Stated goal: The listing below should be written out exactly; please include all of it.

Provided material:
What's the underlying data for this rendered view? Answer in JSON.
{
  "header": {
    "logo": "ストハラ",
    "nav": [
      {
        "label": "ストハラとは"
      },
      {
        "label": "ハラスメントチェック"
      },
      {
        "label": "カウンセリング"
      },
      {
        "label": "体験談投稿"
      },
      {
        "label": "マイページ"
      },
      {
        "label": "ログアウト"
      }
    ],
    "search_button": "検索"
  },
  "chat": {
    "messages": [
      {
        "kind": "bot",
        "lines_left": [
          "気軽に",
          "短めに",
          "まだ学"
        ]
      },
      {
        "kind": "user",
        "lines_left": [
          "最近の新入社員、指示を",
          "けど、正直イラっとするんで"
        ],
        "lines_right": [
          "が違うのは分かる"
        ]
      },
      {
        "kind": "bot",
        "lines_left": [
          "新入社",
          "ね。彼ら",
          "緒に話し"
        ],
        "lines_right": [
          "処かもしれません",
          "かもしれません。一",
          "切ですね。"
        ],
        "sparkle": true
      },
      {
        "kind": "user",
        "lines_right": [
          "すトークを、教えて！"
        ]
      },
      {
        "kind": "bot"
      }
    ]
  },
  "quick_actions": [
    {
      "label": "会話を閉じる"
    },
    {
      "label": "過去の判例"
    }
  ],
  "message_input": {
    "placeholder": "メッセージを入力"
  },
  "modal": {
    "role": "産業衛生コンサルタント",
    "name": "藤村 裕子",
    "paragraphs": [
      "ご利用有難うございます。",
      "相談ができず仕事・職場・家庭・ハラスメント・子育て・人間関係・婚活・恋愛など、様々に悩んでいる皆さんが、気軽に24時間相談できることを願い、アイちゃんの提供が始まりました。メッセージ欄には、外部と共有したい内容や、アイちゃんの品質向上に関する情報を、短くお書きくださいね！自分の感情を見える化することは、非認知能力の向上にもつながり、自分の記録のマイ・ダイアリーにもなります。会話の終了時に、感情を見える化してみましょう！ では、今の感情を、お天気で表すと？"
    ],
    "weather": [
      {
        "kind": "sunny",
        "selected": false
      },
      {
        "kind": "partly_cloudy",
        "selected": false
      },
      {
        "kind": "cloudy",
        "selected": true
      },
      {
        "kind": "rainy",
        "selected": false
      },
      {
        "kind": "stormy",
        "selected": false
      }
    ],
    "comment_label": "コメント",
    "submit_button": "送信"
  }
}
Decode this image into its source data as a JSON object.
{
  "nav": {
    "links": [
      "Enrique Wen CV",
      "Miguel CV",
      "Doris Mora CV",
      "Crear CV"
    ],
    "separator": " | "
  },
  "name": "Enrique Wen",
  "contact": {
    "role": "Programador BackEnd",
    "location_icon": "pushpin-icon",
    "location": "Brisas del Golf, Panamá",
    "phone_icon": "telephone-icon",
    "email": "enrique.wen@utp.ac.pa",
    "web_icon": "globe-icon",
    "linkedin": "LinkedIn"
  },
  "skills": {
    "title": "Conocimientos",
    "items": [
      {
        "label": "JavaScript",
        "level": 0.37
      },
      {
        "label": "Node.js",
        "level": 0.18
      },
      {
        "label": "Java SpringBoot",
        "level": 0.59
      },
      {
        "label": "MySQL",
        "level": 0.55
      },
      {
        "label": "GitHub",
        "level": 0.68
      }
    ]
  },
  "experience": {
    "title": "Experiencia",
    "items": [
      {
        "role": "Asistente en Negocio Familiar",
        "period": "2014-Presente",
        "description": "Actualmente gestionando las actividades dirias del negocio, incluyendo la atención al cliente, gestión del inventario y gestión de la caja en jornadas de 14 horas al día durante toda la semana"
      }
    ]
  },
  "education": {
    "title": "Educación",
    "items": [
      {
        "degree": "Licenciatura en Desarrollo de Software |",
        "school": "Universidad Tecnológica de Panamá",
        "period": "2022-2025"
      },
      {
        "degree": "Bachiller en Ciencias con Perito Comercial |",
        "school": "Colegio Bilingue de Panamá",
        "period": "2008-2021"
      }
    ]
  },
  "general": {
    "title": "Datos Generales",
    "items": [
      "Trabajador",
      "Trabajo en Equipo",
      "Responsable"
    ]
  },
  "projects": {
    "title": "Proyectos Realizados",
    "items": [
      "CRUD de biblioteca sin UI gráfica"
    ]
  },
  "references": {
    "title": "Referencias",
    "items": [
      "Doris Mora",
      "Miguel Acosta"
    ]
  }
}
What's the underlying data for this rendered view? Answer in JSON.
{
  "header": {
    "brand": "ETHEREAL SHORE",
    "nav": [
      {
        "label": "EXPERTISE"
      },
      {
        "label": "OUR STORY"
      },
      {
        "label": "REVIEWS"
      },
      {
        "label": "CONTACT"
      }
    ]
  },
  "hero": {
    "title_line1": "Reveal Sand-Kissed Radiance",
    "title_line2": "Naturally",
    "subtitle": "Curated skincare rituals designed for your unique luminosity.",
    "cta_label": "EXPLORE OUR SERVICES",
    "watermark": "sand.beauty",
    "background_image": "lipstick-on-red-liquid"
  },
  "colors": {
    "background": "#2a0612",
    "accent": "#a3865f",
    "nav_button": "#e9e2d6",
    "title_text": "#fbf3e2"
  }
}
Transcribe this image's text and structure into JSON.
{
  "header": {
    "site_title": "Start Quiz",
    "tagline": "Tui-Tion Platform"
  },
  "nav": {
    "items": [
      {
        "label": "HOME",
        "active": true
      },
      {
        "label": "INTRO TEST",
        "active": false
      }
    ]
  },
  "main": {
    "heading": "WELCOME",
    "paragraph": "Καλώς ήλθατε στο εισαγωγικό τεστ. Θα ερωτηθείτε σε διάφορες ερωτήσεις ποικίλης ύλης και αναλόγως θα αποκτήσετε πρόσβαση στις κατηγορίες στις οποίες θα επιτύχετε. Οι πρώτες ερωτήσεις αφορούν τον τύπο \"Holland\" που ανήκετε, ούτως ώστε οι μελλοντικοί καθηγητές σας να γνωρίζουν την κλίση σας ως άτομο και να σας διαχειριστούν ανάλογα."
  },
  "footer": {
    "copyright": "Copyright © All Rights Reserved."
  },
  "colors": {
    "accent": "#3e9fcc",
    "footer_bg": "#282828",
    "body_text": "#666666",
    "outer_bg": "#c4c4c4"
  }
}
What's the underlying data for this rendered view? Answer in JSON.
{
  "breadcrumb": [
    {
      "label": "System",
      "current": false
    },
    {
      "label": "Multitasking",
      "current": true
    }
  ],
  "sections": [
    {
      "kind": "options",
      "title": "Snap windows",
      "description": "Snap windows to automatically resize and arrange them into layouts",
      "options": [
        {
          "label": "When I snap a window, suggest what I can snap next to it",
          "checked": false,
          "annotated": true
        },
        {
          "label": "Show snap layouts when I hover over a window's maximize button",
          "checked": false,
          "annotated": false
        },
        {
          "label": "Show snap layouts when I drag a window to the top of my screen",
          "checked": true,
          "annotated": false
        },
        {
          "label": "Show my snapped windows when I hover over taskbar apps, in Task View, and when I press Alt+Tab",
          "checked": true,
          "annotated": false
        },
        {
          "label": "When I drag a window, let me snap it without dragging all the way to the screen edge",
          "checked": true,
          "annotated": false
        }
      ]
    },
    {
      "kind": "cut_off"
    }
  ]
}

Task solution:
What's the underlying data for this rendered view? Answer in JSON.
{
  "header": {
    "logo": "ストハラ",
    "nav": [
      {
        "label": "ストハラとは"
      },
      {
        "label": "ハラスメントチェック"
      },
      {
        "label": "カウンセリング"
      },
      {
        "label": "体験談投稿"
      },
      {
        "label": "マイページ"
      },
      {
        "label": "ログアウト"
      }
    ],
    "search_button": "検索"
  },
  "chat": {
    "messages": [
      {
        "kind": "bot",
        "lines_left": [
          "気軽に",
          "短めに",
          "まだ学"
        ]
      },
      {
        "kind": "user",
        "lines_left": [
          "最近の新入社員、指示を",
          "けど、正直イラっとするんで"
        ],
        "lines_right": [
          "が違うのは分かる"
        ]
      },
      {
        "kind": "bot",
        "lines_left": [
          "新入社",
          "ね。彼ら",
          "緒に話し"
        ],
        "lines_right": [
          "処かもしれません",
          "かもしれません。一",
          "切ですね。"
        ],
        "sparkle": true
      },
      {
        "kind": "user",
        "lines_right": [
          "すトークを、教えて！"
        ]
      },
      {
        "kind": "bot"
      }
    ]
  },
  "quick_actions": [
    {
      "label": "会話を閉じる"
    },
    {
      "label": "過去の判例"
    }
  ],
  "message_input": {
    "placeholder": "メッセージを入力"
  },
  "modal": {
    "role": "産業衛生コンサルタント",
    "name": "藤村 裕子",
    "paragraphs": [
      "ご利用有難うございます。",
      "相談ができず仕事・職場・家庭・ハラスメント・子育て・人間関係・婚活・恋愛など、様々に悩んでいる皆さんが、気軽に24時間相談できることを願い、アイちゃんの提供が始まりました。メッセージ欄には、外部と共有したい内容や、アイちゃんの品質向上に関する情報を、短くお書きくださいね！自分の感情を見える化することは、非認知能力の向上にもつながり、自分の記録のマイ・ダイアリーにもなります。会話の終了時に、感情を見える化してみましょう！ では、今の感情を、お天気で表すと？"
    ],
    "weather": [
      {
        "kind": "sunny",
        "selected": false
      },
      {
        "kind": "partly_cloudy",
        "selected": false
      },
      {
        "kind": "cloudy",
        "selected": true
      },
      {
        "kind": "rainy",
        "selected": false
      },
      {
        "kind": "stormy",
        "selected": false
      }
    ],
    "comment_label": "コメント",
    "submit_button": "送信"
  }
}
Decode this image into its source data as a JSON object.
{
  "nav": {
    "links": [
      "Enrique Wen CV",
      "Miguel CV",
      "Doris Mora CV",
      "Crear CV"
    ],
    "separator": " | "
  },
  "name": "Enrique Wen",
  "contact": {
    "role": "Programador BackEnd",
    "location_icon": "pushpin-icon",
    "location": "Brisas del Golf, Panamá",
    "phone_icon": "telephone-icon",
    "email": "enrique.wen@utp.ac.pa",
    "web_icon": "globe-icon",
    "linkedin": "LinkedIn"
  },
  "skills": {
    "title": "Conocimientos",
    "items": [
      {
        "label": "JavaScript",
        "level": 0.37
      },
      {
        "label": "Node.js",
        "level": 0.18
      },
      {
        "label": "Java SpringBoot",
        "level": 0.59
      },
      {
        "label": "MySQL",
        "level": 0.55
      },
      {
        "label": "GitHub",
        "level": 0.68
      }
    ]
  },
  "experience": {
    "title": "Experiencia",
    "items": [
      {
        "role": "Asistente en Negocio Familiar",
        "period": "2014-Presente",
        "description": "Actualmente gestionando las actividades dirias del negocio, incluyendo la atención al cliente, gestión del inventario y gestión de la caja en jornadas de 14 horas al día durante toda la semana"
      }
    ]
  },
  "education": {
    "title": "Educación",
    "items": [
      {
        "degree": "Licenciatura en Desarrollo de Software |",
        "school": "Universidad Tecnológica de Panamá",
        "period": "2022-2025"
      },
      {
        "degree": "Bachiller en Ciencias con Perito Comercial |",
        "school": "Colegio Bilingue de Panamá",
        "period": "2008-2021"
      }
    ]
  },
  "general": {
    "title": "Datos Generales",
    "items": [
      "Trabajador",
      "Trabajo en Equipo",
      "Responsable"
    ]
  },
  "projects": {
    "title": "Proyectos Realizados",
    "items": [
      "CRUD de biblioteca sin UI gráfica"
    ]
  },
  "references": {
    "title": "Referencias",
    "items": [
      "Doris Mora",
      "Miguel Acosta"
    ]
  }
}
What's the underlying data for this rendered view? Answer in JSON.
{
  "header": {
    "brand": "ETHEREAL SHORE",
    "nav": [
      {
        "label": "EXPERTISE"
      },
      {
        "label": "OUR STORY"
      },
      {
        "label": "REVIEWS"
      },
      {
        "label": "CONTACT"
      }
    ]
  },
  "hero": {
    "title_line1": "Reveal Sand-Kissed Radiance",
    "title_line2": "Naturally",
    "subtitle": "Curated skincare rituals designed for your unique luminosity.",
    "cta_label": "EXPLORE OUR SERVICES",
    "watermark": "sand.beauty",
    "background_image": "lipstick-on-red-liquid"
  },
  "colors": {
    "background": "#2a0612",
    "accent": "#a3865f",
    "nav_button": "#e9e2d6",
    "title_text": "#fbf3e2"
  }
}
Transcribe this image's text and structure into JSON.
{
  "header": {
    "site_title": "Start Quiz",
    "tagline": "Tui-Tion Platform"
  },
  "nav": {
    "items": [
      {
        "label": "HOME",
        "active": true
      },
      {
        "label": "INTRO TEST",
        "active": false
      }
    ]
  },
  "main": {
    "heading": "WELCOME",
    "paragraph": "Καλώς ήλθατε στο εισαγωγικό τεστ. Θα ερωτηθείτε σε διάφορες ερωτήσεις ποικίλης ύλης και αναλόγως θα αποκτήσετε πρόσβαση στις κατηγορίες στις οποίες θα επιτύχετε. Οι πρώτες ερωτήσεις αφορούν τον τύπο \"Holland\" που ανήκετε, ούτως ώστε οι μελλοντικοί καθηγητές σας να γνωρίζουν την κλίση σας ως άτομο και να σας διαχειριστούν ανάλογα."
  },
  "footer": {
    "copyright": "Copyright © All Rights Reserved."
  },
  "colors": {
    "accent": "#3e9fcc",
    "footer_bg": "#282828",
    "body_text": "#666666",
    "outer_bg": "#c4c4c4"
  }
}
What's the underlying data for this rendered view? Answer in JSON.
{
  "breadcrumb": [
    {
      "label": "System",
      "current": false
    },
    {
      "label": "Multitasking",
      "current": true
    }
  ],
  "sections": [
    {
      "kind": "options",
      "title": "Snap windows",
      "description": "Snap windows to automatically resize and arrange them into layouts",
      "options": [
        {
          "label": "When I snap a window, suggest what I can snap next to it",
          "checked": false,
          "annotated": true
        },
        {
          "label": "Show snap layouts when I hover over a window's maximize button",
          "checked": false,
          "annotated": false
        },
        {
          "label": "Show snap layouts when I drag a window to the top of my screen",
          "checked": true,
          "annotated": false
        },
        {
          "label": "Show my snapped windows when I hover over taskbar apps, in Task View, and when I press Alt+Tab",
          "checked": true,
          "annotated": false
        },
        {
          "label": "When I drag a window, let me snap it without dragging all the way to the screen edge",
          "checked": true,
          "annotated": false
        }
      ]
    },
    {
      "kind": "cut_off"
    }
  ]
}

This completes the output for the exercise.